> [Material supplied]:

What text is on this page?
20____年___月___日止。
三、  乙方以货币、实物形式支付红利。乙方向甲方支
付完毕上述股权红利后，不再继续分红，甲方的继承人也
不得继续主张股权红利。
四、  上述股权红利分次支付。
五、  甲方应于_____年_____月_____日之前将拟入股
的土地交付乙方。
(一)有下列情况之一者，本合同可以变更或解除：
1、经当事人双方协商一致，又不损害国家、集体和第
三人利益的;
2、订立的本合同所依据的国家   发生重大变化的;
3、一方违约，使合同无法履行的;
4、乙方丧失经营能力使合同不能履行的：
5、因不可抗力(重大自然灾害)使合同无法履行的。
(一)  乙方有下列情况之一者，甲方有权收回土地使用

> [Stated problem]: Each line in the data that holds the string "使合同无法履行的" should be found and copied.

> [The answer]:
3、一方违约，使合同无法履行的;
5、因不可抗力(重大自然灾害)使合同无法履行的。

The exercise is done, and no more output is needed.